TO BE DONE
Restate the data word for word and leave the images out.

━━━ DATA IN THIS EXERCISE

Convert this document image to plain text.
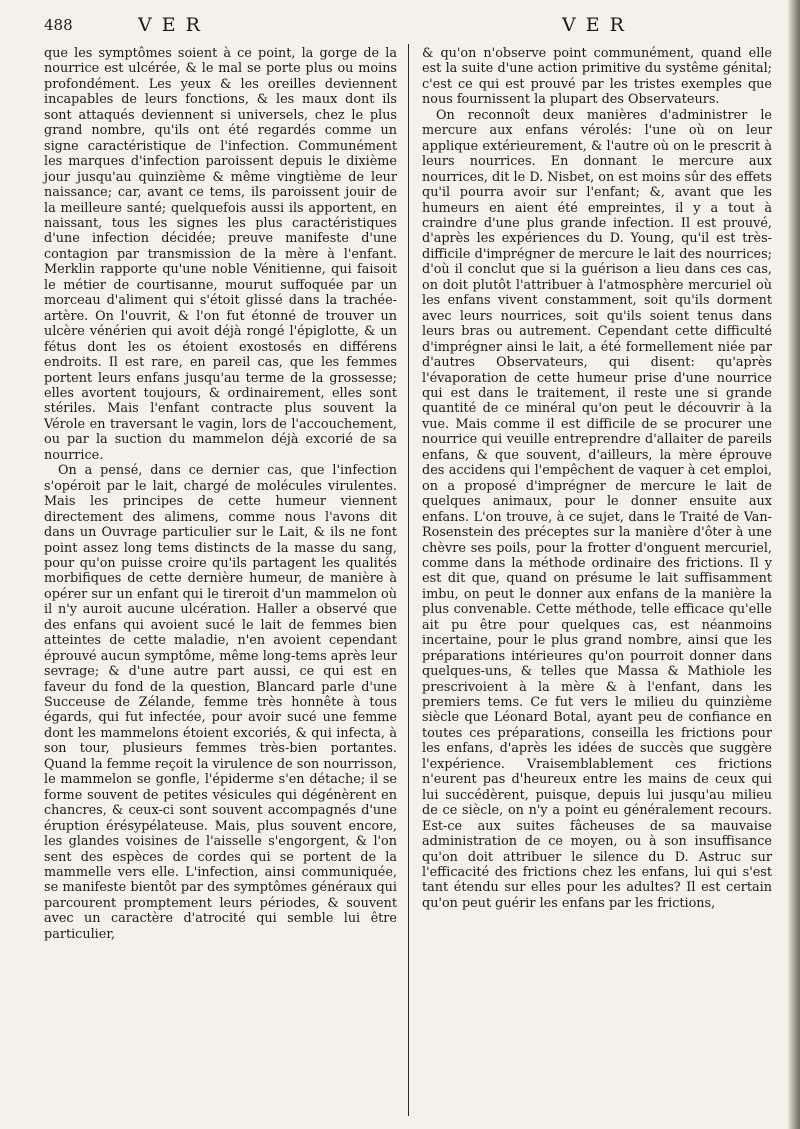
488	VER	VER

que les symptômes soient à ce point, la gorge de la nourrice est ulcérée, & le mal se porte plus ou moins profondément. Les yeux & les oreilles deviennent incapables de leurs fonctions, & les maux dont ils sont attaqués deviennent si universels, chez le plus grand nombre, qu'ils ont été regardés comme un signe caractéristique de l'infection. Communément les marques d'infection paroissent depuis le dixième jour jusqu'au quinzième & même vingtième de leur naissance; car, avant ce tems, ils paroissent jouir de la meilleure santé; quelquefois aussi ils apportent, en naissant, tous les signes les plus caractéristiques d'une infection décidée; preuve manifeste d'une contagion par transmission de la mère à l'enfant. Merklin rapporte qu'une noble Vénitienne, qui faisoit le métier de courtisanne, mourut suffoquée par un morceau d'aliment qui s'étoit glissé dans la trachée-artère. On l'ouvrit, & l'on fut étonné de trouver un ulcère vénérien qui avoit déjà rongé l'épiglotte, & un fétus dont les os étoient exostosés en différens endroits. Il est rare, en pareil cas, que les femmes portent leurs enfans jusqu'au terme de la grossesse; elles avortent toujours, & ordinairement, elles sont stériles. Mais l'enfant contracte plus souvent la Vérole en traversant le vagin, lors de l'accouchement, ou par la suction du mammelon déjà excorié de sa nourrice.

On a pensé, dans ce dernier cas, que l'infection s'opéroit par le lait, chargé de molécules virulentes. Mais les principes de cette humeur viennent directement des alimens, comme nous l'avons dit dans un Ouvrage particulier sur le Lait, & ils ne font point assez long tems distincts de la masse du sang, pour qu'on puisse croire qu'ils partagent les qualités morbifiques de cette dernière humeur, de manière à opérer sur un enfant qui le tireroit d'un mammelon où il n'y auroit aucune ulcération. Haller a observé que des enfans qui avoient sucé le lait de femmes bien atteintes de cette maladie, n'en avoient cependant éprouvé aucun symptôme, même long-tems après leur sevrage; & d'une autre part aussi, ce qui est en faveur du fond de la question, Blancard parle d'une Succeuse de Zélande, femme très honnête à tous égards, qui fut infectée, pour avoir sucé une femme dont les mammelons étoient excoriés, & qui infecta, à son tour, plusieurs femmes très-bien portantes. Quand la femme reçoit la virulence de son nourrisson, le mammelon se gonfle, l'épiderme s'en détache; il se forme souvent de petites vésicules qui dégénèrent en chancres, & ceux-ci sont souvent accompagnés d'une éruption érésypélateuse. Mais, plus souvent encore, les glandes voisines de l'aisselle s'engorgent, & l'on sent des espèces de cordes qui se portent de la mammelle vers elle. L'infection, ainsi communiquée, se manifeste bientôt par des symptômes généraux qui parcourent promptement leurs périodes, & souvent avec un caractère d'atrocité qui semble lui être particulier,

& qu'on n'observe point communément, quand elle est la suite d'une action primitive du systême génital; c'est ce qui est prouvé par les tristes exemples que nous fournissent la plupart des Observateurs.

On reconnoît deux manières d'administrer le mercure aux enfans vérolés: l'une où on leur applique extérieurement, & l'autre où on le prescrit à leurs nourrices. En donnant le mercure aux nourrices, dit le D. Nisbet, on est moins sûr des effets qu'il pourra avoir sur l'enfant; &, avant que les humeurs en aient été empreintes, il y a tout à craindre d'une plus grande infection. Il est prouvé, d'après les expériences du D. Young, qu'il est très-difficile d'imprégner de mercure le lait des nourrices; d'où il conclut que si la guérison a lieu dans ces cas, on doit plutôt l'attribuer à l'atmosphère mercuriel où les enfans vivent constamment, soit qu'ils dorment avec leurs nourrices, soit qu'ils soient tenus dans leurs bras ou autrement. Cependant cette difficulté d'imprégner ainsi le lait, a été formellement niée par d'autres Observateurs, qui disent: qu'après l'évaporation de cette humeur prise d'une nourrice qui est dans le traitement, il reste une si grande quantité de ce minéral qu'on peut le découvrir à la vue. Mais comme il est difficile de se procurer une nourrice qui veuille entreprendre d'allaiter de pareils enfans, & que souvent, d'ailleurs, la mère éprouve des accidens qui l'empêchent de vaquer à cet emploi, on a proposé d'imprégner de mercure le lait de quelques animaux, pour le donner ensuite aux enfans. L'on trouve, à ce sujet, dans le Traité de Van-Rosenstein des préceptes sur la manière d'ôter à une chèvre ses poils, pour la frotter d'onguent mercuriel, comme dans la méthode ordinaire des frictions. Il y est dit que, quand on présume le lait suffisamment imbu, on peut le donner aux enfans de la manière la plus convenable. Cette méthode, telle efficace qu'elle ait pu être pour quelques cas, est néanmoins incertaine, pour le plus grand nombre, ainsi que les préparations intérieures qu'on pourroit donner dans quelques-uns, & telles que Massa & Mathiole les prescrivoient à la mère & à l'enfant, dans les premiers tems. Ce fut vers le milieu du quinzième siècle que Léonard Botal, ayant peu de confiance en toutes ces préparations, conseilla les frictions pour les enfans, d'après les idées de succès que suggère l'expérience. Vraisemblablement ces frictions n'eurent pas d'heureux entre les mains de ceux qui lui succédèrent, puisque, depuis lui jusqu'au milieu de ce siècle, on n'y a point eu généralement recours. Est-ce aux suites fâcheuses de sa mauvaise administration de ce moyen, ou à son insuffisance qu'on doit attribuer le silence du D. Astruc sur l'efficacité des frictions chez les enfans, lui qui s'est tant étendu sur elles pour les adultes? Il est certain qu'on peut guérir les enfans par les frictions,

━━━━━━

SOLUTION TO THE PROBLEM
Convert this document image to plain text.
488	VER	VER

que les symptômes soient à ce point, la gorge de la nourrice est ulcérée, & le mal se porte plus ou moins profondément. Les yeux & les oreilles deviennent incapables de leurs fonctions, & les maux dont ils sont attaqués deviennent si universels, chez le plus grand nombre, qu'ils ont été regardés comme un signe caractéristique de l'infection. Communément les marques d'infection paroissent depuis le dixième jour jusqu'au quinzième & même vingtième de leur naissance; car, avant ce tems, ils paroissent jouir de la meilleure santé; quelquefois aussi ils apportent, en naissant, tous les signes les plus caractéristiques d'une infection décidée; preuve manifeste d'une contagion par transmission de la mère à l'enfant. Merklin rapporte qu'une noble Vénitienne, qui faisoit le métier de courtisanne, mourut suffoquée par un morceau d'aliment qui s'étoit glissé dans la trachée-artère. On l'ouvrit, & l'on fut étonné de trouver un ulcère vénérien qui avoit déjà rongé l'épiglotte, & un fétus dont les os étoient exostosés en différens endroits. Il est rare, en pareil cas, que les femmes portent leurs enfans jusqu'au terme de la grossesse; elles avortent toujours, & ordinairement, elles sont stériles. Mais l'enfant contracte plus souvent la Vérole en traversant le vagin, lors de l'accouchement, ou par la suction du mammelon déjà excorié de sa nourrice.

On a pensé, dans ce dernier cas, que l'infection s'opéroit par le lait, chargé de molécules virulentes. Mais les principes de cette humeur viennent directement des alimens, comme nous l'avons dit dans un Ouvrage particulier sur le Lait, & ils ne font point assez long tems distincts de la masse du sang, pour qu'on puisse croire qu'ils partagent les qualités morbifiques de cette dernière humeur, de manière à opérer sur un enfant qui le tireroit d'un mammelon où il n'y auroit aucune ulcération. Haller a observé que des enfans qui avoient sucé le lait de femmes bien atteintes de cette maladie, n'en avoient cependant éprouvé aucun symptôme, même long-tems après leur sevrage; & d'une autre part aussi, ce qui est en faveur du fond de la question, Blancard parle d'une Succeuse de Zélande, femme très honnête à tous égards, qui fut infectée, pour avoir sucé une femme dont les mammelons étoient excoriés, & qui infecta, à son tour, plusieurs femmes très-bien portantes. Quand la femme reçoit la virulence de son nourrisson, le mammelon se gonfle, l'épiderme s'en détache; il se forme souvent de petites vésicules qui dégénèrent en chancres, & ceux-ci sont souvent accompagnés d'une éruption érésypélateuse. Mais, plus souvent encore, les glandes voisines de l'aisselle s'engorgent, & l'on sent des espèces de cordes qui se portent de la mammelle vers elle. L'infection, ainsi communiquée, se manifeste bientôt par des symptômes généraux qui parcourent promptement leurs périodes, & souvent avec un caractère d'atrocité qui semble lui être particulier,

& qu'on n'observe point communément, quand elle est la suite d'une action primitive du systême génital; c'est ce qui est prouvé par les tristes exemples que nous fournissent la plupart des Observateurs.

On reconnoît deux manières d'administrer le mercure aux enfans vérolés: l'une où on leur applique extérieurement, & l'autre où on le prescrit à leurs nourrices. En donnant le mercure aux nourrices, dit le D. Nisbet, on est moins sûr des effets qu'il pourra avoir sur l'enfant; &, avant que les humeurs en aient été empreintes, il y a tout à craindre d'une plus grande infection. Il est prouvé, d'après les expériences du D. Young, qu'il est très-difficile d'imprégner de mercure le lait des nourrices; d'où il conclut que si la guérison a lieu dans ces cas, on doit plutôt l'attribuer à l'atmosphère mercuriel où les enfans vivent constamment, soit qu'ils dorment avec leurs nourrices, soit qu'ils soient tenus dans leurs bras ou autrement. Cependant cette difficulté d'imprégner ainsi le lait, a été formellement niée par d'autres Observateurs, qui disent: qu'après l'évaporation de cette humeur prise d'une nourrice qui est dans le traitement, il reste une si grande quantité de ce minéral qu'on peut le découvrir à la vue. Mais comme il est difficile de se procurer une nourrice qui veuille entreprendre d'allaiter de pareils enfans, & que souvent, d'ailleurs, la mère éprouve des accidens qui l'empêchent de vaquer à cet emploi, on a proposé d'imprégner de mercure le lait de quelques animaux, pour le donner ensuite aux enfans. L'on trouve, à ce sujet, dans le Traité de Van-Rosenstein des préceptes sur la manière d'ôter à une chèvre ses poils, pour la frotter d'onguent mercuriel, comme dans la méthode ordinaire des frictions. Il y est dit que, quand on présume le lait suffisamment imbu, on peut le donner aux enfans de la manière la plus convenable. Cette méthode, telle efficace qu'elle ait pu être pour quelques cas, est néanmoins incertaine, pour le plus grand nombre, ainsi que les préparations intérieures qu'on pourroit donner dans quelques-uns, & telles que Massa & Mathiole les prescrivoient à la mère & à l'enfant, dans les premiers tems. Ce fut vers le milieu du quinzième siècle que Léonard Botal, ayant peu de confiance en toutes ces préparations, conseilla les frictions pour les enfans, d'après les idées de succès que suggère l'expérience. Vraisemblablement ces frictions n'eurent pas d'heureux entre les mains de ceux qui lui succédèrent, puisque, depuis lui jusqu'au milieu de ce siècle, on n'y a point eu généralement recours. Est-ce aux suites fâcheuses de sa mauvaise administration de ce moyen, ou à son insuffisance qu'on doit attribuer le silence du D. Astruc sur l'efficacité des frictions chez les enfans, lui qui s'est tant étendu sur elles pour les adultes? Il est certain qu'on peut guérir les enfans par les frictions,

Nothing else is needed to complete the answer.